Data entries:
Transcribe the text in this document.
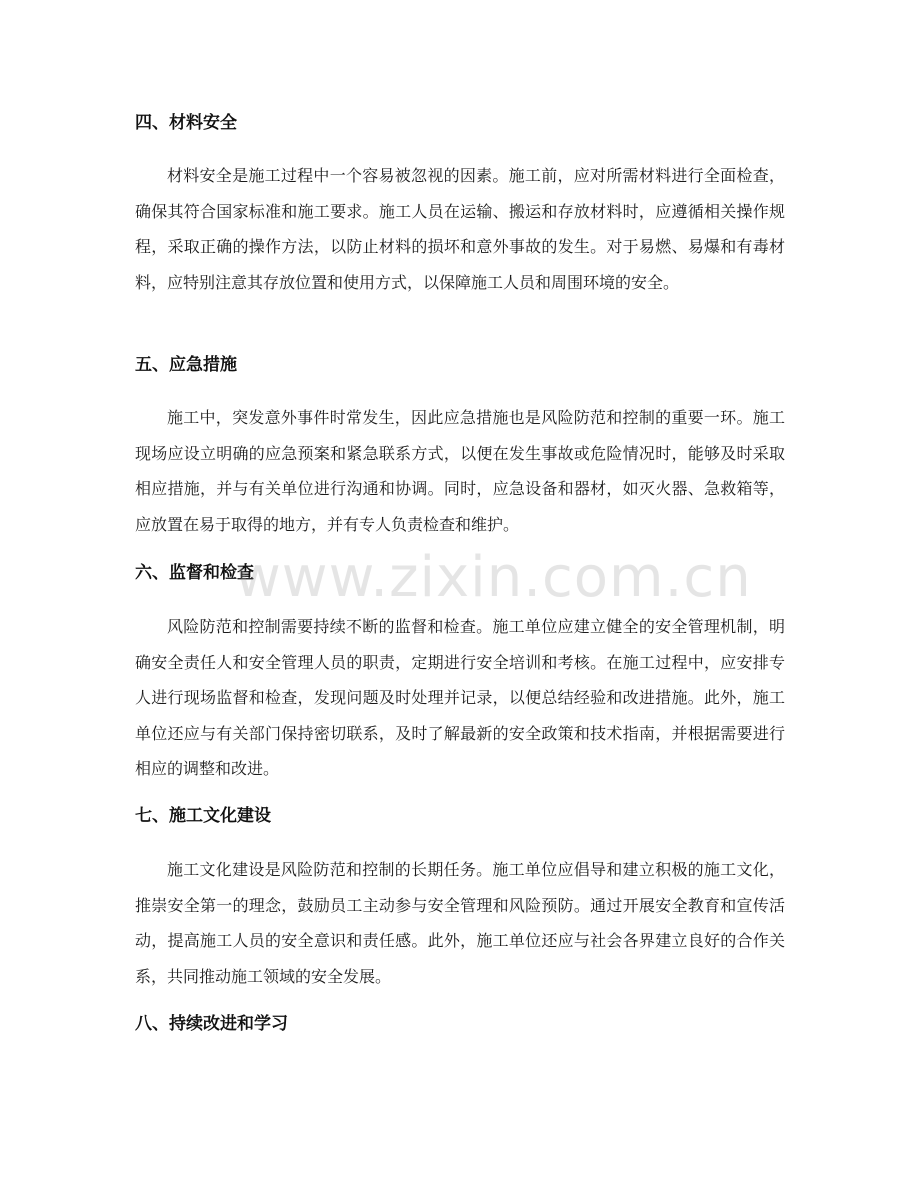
四、材料安全

材料安全是施工过程中一个容易被忽视的因素。施工前，应对所需材料进行全面检查，确保其符合国家标准和施工要求。施工人员在运输、搬运和存放材料时，应遵循相关操作规程，采取正确的操作方法，以防止材料的损坏和意外事故的发生。对于易燃、易爆和有毒材料，应特别注意其存放位置和使用方式，以保障施工人员和周围环境的安全。

五、应急措施

施工中，突发意外事件时常发生，因此应急措施也是风险防范和控制的重要一环。施工现场应设立明确的应急预案和紧急联系方式，以便在发生事故或危险情况时，能够及时采取相应措施，并与有关单位进行沟通和协调。同时，应急设备和器材，如灭火器、急救箱等，应放置在易于取得的地方，并有专人负责检查和维护。

六、监督和检查

风险防范和控制需要持续不断的监督和检查。施工单位应建立健全的安全管理机制，明确安全责任人和安全管理人员的职责，定期进行安全培训和考核。在施工过程中，应安排专人进行现场监督和检查，发现问题及时处理并记录，以便总结经验和改进措施。此外，施工单位还应与有关部门保持密切联系，及时了解最新的安全政策和技术指南，并根据需要进行相应的调整和改进。

七、施工文化建设

施工文化建设是风险防范和控制的长期任务。施工单位应倡导和建立积极的施工文化，推崇安全第一的理念，鼓励员工主动参与安全管理和风险预防。通过开展安全教育和宣传活动，提高施工人员的安全意识和责任感。此外，施工单位还应与社会各界建立良好的合作关系，共同推动施工领域的安全发展。

八、持续改进和学习
www.zixin.com.cn
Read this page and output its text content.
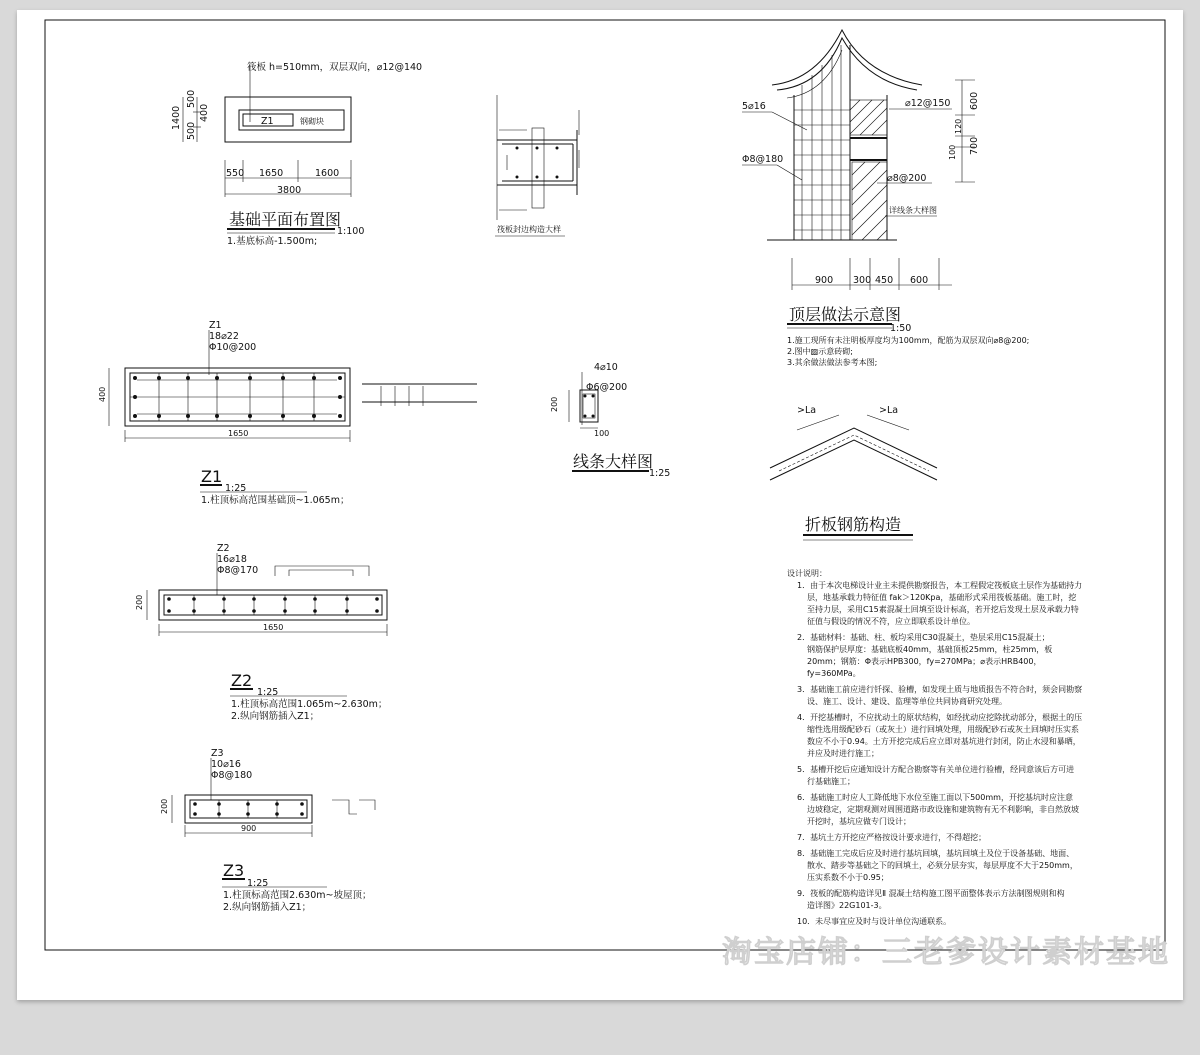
筏板 h=510mm，双层双向，⌀12@140
Z1	钢砌块
500
400
500
1400
550 1650	1600
3800
基础平面布置图
1:100
1.基底标高-1.500m;
筏板封边构造大样
600
120
100 700
5⌀16	⌀12@150
Φ8@180
⌀8@200
详线条大样图
900 300 450 600
顶层做法示意图
1:50
1.施工现所有未注明板厚度均为100mm，配筋为双层双向⌀8@200;
2.图中▨示意砖砌;
3.其余做法做法参考本图;
Z1
18⌀22
Φ10@200
400
1650
Z1
1:25
1.柱顶标高范围基础顶~1.065m；
4⌀10
Φ6@200
200
100
线条大样图
1:25
>La	>La
折板钢筋构造
Z2
16⌀18
Φ8@170
200
1650
Z2
1:25
1.柱顶标高范围1.065m~2.630m；
2.纵向钢筋插入Z1；
Z3
10⌀16
Φ8@180
200
900
Z3
1:25
1.柱顶标高范围2.630m~坡屋顶；
2.纵向钢筋插入Z1；
设计说明：
1．由于本次电梯设计业主未提供勘察报告，本工程假定筏板底土层作为基础持力
层，地基承载力特征值 fak＞120Kpa，基础形式采用筏板基础。施工时，挖
至持力层，采用C15素混凝土回填至设计标高，若开挖后发现土层及承载力特
征值与假设的情况不符，应立即联系设计单位。
2．基础材料：基础、柱、板均采用C30混凝土，垫层采用C15混凝土；
钢筋保护层厚度：基础底板40mm，基础顶板25mm，柱25mm，板
20mm；钢筋：Φ表示HPB300，fy=270MPa；⌀表示HRB400，
fy=360MPa。
3．基础施工前应进行钎探、验槽，如发现土质与地质报告不符合时，须会同勘察
设、施工、设计、建设、监理等单位共同协商研究处理。
4．开挖基槽时，不应扰动土的原状结构，如经扰动应挖除扰动部分，根据土的压
缩性选用级配砂石（或灰土）进行回填处理，用级配砂石或灰土回填时压实系
数应不小于0.94。土方开挖完成后应立即对基坑进行封闭，防止水浸和暴晒，
并应及时进行施工；
5．基槽开挖后应通知设计方配合勘察等有关单位进行验槽，经同意该后方可进
行基础施工；
6．基础施工时应人工降低地下水位至施工面以下500mm，开挖基坑时应注意
边坡稳定，定期观测对周围道路市政设施和建筑物有无不利影响，非自然放坡
开挖时，基坑应做专门设计；
7．基坑土方开挖应严格按设计要求进行，不得超挖；
8．基础施工完成后应及时进行基坑回填，基坑回填土及位于设备基础、地面、
散水、踏步等基础之下的回填土，必须分层夯实，每层厚度不大于250mm，
压实系数不小于0.95；
9．筏板的配筋构造详见Ⅱ 混凝土结构施工图平面整体表示方法制图规则和构
造详图》22G101-3。
10．未尽事宜应及时与设计单位沟通联系。
淘宝店铺：三老爹设计素材基地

Aim of the task: Go through the entries and return each line where the word "text" appears.

Correct response:
Transcribe the text in this document.
Read this page and output its text content.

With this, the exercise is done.